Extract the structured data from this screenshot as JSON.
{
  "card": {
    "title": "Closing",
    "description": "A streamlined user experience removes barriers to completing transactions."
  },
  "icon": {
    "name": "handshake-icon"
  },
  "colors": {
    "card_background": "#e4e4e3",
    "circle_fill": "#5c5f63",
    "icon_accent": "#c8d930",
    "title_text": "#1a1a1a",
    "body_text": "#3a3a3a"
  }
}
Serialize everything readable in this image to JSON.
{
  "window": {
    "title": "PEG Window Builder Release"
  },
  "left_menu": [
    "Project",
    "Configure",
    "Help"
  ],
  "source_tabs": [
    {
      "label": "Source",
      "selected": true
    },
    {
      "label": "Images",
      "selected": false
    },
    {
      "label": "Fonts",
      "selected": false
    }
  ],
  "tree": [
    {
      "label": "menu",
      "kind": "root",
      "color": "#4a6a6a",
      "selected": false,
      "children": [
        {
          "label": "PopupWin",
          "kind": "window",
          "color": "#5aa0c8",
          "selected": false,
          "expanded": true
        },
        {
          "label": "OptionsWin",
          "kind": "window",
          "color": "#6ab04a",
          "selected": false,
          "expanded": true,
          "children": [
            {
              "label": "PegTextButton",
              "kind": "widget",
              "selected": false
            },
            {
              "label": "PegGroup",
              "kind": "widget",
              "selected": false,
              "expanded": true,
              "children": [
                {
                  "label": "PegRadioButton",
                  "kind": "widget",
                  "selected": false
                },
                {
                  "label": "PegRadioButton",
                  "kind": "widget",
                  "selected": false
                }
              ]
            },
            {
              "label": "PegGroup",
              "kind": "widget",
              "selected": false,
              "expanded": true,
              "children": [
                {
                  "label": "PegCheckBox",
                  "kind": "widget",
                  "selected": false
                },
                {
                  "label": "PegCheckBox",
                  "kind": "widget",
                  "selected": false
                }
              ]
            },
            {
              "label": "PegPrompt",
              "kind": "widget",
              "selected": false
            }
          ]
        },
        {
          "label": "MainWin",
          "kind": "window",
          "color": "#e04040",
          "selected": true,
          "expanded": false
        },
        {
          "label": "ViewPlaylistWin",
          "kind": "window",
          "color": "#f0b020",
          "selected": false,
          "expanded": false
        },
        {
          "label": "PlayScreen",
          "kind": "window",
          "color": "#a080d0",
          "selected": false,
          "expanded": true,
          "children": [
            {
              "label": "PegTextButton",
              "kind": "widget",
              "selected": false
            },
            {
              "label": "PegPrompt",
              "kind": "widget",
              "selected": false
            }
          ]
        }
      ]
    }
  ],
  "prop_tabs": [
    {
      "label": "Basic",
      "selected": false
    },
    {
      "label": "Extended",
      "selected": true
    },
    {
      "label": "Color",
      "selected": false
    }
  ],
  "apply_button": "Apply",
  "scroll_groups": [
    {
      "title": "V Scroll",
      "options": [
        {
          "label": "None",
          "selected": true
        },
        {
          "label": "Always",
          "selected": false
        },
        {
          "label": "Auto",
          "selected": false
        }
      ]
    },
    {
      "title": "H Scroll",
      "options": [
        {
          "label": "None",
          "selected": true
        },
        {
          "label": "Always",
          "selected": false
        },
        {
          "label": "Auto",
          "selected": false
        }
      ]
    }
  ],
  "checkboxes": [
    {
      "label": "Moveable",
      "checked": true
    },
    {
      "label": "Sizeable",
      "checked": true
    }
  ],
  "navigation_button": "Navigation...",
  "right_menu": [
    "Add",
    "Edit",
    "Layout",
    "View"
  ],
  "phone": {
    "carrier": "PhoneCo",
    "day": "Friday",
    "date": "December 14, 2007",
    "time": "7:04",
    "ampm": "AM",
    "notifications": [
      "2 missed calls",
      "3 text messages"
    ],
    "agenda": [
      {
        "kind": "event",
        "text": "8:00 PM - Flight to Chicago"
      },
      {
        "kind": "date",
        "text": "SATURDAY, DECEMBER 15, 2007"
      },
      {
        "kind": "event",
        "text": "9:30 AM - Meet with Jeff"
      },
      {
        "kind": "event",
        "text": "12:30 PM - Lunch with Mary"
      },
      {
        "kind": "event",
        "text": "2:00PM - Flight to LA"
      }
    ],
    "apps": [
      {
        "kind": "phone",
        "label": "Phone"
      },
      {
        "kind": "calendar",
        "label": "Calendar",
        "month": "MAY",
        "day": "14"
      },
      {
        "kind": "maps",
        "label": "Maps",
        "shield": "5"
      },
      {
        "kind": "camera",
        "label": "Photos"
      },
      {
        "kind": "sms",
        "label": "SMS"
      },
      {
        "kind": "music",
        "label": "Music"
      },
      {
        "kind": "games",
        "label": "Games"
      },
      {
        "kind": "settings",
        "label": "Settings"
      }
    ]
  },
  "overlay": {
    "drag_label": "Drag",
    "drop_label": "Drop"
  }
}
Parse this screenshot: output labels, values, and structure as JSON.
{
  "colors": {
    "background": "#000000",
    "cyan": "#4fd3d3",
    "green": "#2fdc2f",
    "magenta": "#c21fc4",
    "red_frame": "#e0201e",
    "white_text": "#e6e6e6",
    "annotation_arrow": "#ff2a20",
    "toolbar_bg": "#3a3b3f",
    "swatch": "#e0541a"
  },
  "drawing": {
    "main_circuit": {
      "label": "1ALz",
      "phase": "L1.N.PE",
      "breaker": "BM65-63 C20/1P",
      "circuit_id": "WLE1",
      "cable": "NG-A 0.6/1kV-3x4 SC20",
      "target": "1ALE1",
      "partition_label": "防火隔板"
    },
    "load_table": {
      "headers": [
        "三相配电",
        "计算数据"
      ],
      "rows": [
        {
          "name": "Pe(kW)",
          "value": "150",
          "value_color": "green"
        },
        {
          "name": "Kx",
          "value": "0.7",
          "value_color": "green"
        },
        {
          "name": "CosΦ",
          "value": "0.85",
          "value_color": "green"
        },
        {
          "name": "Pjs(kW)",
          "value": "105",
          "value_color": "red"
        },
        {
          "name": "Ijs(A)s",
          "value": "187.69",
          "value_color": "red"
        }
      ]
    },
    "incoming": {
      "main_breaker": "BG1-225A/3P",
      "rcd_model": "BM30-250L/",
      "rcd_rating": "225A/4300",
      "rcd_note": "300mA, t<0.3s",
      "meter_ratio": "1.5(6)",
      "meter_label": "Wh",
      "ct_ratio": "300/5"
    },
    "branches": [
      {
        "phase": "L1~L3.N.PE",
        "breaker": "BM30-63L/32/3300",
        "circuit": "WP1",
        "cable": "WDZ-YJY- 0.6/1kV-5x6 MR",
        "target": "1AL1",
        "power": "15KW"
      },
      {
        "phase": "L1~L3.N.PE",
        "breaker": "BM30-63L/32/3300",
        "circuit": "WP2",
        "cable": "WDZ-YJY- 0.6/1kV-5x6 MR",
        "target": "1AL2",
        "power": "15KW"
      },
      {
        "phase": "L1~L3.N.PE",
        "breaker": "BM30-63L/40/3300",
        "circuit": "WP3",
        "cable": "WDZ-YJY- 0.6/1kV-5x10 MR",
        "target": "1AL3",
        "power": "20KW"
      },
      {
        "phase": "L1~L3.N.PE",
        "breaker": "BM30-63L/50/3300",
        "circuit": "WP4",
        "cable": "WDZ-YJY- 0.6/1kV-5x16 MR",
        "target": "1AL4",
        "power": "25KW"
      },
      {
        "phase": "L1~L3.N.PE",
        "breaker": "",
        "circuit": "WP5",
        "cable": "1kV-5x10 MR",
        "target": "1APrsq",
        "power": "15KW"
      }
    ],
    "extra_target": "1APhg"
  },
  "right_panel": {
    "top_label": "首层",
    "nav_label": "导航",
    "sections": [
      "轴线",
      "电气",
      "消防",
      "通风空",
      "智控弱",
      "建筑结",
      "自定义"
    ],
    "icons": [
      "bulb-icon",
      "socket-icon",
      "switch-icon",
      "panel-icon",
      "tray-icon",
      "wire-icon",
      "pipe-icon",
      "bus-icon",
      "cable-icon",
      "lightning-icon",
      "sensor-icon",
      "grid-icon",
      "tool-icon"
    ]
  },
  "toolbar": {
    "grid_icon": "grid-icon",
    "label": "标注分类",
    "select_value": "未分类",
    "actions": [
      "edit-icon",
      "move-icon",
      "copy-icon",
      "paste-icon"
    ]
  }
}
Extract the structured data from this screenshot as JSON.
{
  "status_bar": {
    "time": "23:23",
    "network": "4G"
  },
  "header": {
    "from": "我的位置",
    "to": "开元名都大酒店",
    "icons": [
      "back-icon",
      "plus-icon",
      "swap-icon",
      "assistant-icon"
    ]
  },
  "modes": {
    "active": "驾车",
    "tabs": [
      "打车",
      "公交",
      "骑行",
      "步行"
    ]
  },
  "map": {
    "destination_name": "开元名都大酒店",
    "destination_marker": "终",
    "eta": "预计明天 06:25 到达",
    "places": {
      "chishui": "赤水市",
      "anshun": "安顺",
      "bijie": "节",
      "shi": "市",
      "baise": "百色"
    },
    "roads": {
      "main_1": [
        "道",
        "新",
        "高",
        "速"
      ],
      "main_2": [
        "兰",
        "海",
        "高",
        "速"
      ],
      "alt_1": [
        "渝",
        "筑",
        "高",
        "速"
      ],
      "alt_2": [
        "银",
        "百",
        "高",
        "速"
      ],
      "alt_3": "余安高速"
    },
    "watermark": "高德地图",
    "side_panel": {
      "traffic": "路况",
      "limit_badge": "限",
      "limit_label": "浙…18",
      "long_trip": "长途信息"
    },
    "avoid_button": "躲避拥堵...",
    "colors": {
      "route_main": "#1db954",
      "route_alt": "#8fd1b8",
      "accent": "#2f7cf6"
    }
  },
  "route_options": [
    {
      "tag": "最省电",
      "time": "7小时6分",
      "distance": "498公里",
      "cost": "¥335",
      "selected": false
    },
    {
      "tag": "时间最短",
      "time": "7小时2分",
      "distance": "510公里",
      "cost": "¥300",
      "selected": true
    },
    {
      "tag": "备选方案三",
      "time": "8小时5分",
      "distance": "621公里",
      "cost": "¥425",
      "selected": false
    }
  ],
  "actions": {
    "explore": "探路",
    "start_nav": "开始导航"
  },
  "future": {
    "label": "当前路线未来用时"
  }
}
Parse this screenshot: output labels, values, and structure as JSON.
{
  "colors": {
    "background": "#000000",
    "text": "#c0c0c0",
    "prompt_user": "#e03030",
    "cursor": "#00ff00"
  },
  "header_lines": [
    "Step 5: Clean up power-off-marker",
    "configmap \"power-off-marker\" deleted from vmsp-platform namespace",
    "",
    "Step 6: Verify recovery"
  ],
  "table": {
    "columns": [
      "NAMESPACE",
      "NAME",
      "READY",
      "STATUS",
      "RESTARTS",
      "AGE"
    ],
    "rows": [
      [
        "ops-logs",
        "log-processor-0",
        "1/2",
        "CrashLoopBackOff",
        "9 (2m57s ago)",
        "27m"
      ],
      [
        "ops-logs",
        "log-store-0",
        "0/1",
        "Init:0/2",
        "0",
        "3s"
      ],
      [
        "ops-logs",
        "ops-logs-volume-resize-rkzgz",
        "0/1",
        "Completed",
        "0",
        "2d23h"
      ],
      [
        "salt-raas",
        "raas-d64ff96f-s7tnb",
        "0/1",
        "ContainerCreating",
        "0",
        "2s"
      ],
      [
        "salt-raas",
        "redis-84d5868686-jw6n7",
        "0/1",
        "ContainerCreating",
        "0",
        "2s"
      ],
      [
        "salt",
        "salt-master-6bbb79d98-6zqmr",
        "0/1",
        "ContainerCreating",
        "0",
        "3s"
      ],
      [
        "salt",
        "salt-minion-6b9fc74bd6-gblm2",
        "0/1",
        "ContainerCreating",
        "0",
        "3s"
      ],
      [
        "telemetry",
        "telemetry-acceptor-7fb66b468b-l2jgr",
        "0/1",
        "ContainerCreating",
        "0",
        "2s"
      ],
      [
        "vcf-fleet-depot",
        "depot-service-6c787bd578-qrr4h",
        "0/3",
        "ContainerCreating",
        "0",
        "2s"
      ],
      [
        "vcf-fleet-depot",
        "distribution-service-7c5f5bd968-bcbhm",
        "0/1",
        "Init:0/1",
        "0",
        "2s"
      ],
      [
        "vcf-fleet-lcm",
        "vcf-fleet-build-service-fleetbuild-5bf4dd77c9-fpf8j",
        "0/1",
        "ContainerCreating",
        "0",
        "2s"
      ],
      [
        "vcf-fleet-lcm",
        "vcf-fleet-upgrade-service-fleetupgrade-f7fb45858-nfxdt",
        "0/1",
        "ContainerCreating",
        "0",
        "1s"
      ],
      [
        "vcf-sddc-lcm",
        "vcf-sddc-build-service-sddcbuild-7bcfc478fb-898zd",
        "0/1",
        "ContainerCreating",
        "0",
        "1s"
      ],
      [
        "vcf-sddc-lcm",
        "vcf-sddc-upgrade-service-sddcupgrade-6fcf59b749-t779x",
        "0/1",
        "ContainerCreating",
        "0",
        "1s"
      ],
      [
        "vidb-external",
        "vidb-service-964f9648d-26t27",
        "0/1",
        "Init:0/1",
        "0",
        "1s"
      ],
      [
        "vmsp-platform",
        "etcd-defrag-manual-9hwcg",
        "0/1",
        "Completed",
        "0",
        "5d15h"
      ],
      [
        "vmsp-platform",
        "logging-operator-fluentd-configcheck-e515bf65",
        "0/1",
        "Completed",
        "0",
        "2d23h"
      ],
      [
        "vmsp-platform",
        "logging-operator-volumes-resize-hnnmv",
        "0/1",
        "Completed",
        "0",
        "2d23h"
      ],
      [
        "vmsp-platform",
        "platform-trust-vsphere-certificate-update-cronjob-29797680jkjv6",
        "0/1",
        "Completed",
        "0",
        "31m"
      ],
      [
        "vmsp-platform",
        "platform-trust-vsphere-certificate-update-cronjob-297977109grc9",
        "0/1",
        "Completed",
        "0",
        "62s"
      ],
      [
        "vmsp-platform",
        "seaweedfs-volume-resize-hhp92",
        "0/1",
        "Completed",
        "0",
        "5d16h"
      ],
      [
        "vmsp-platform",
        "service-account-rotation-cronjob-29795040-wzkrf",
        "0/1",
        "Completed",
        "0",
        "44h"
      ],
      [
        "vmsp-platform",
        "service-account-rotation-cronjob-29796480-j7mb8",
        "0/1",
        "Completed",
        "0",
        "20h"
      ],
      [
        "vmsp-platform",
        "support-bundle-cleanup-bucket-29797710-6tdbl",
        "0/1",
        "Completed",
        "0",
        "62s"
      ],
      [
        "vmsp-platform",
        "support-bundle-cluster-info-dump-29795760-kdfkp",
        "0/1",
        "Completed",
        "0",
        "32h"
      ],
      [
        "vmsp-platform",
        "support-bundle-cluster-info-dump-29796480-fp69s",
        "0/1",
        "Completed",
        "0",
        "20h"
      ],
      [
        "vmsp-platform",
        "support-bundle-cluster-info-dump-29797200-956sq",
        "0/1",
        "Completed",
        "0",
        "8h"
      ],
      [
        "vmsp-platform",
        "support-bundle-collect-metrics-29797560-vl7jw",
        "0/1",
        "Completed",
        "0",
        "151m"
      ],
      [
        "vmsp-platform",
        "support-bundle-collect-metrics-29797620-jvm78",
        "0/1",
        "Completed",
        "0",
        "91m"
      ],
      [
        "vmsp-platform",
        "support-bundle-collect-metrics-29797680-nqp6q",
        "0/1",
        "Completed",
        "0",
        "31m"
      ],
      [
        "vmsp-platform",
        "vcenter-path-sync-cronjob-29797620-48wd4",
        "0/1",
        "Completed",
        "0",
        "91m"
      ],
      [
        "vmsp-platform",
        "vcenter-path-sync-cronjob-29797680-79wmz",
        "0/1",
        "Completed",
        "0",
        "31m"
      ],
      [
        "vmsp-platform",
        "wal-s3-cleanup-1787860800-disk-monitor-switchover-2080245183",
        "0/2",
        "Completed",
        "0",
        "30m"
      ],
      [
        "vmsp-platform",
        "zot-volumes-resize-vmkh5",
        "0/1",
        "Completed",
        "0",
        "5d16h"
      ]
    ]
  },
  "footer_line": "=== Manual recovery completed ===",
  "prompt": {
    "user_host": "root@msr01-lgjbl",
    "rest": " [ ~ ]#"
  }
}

> [Directions] Filter the data, keeping only the lines that contain "cable".

> [Solution to this exercise]
      "cable": "NG-A 0.6/1kV-3x4 SC20",
        "cable": "WDZ-YJY- 0.6/1kV-5x6 MR",
        "cable": "WDZ-YJY- 0.6/1kV-5x6 MR",
        "cable": "WDZ-YJY- 0.6/1kV-5x10 MR",
        "cable": "WDZ-YJY- 0.6/1kV-5x16 MR",
        "cable": "1kV-5x10 MR",
      "cable-icon",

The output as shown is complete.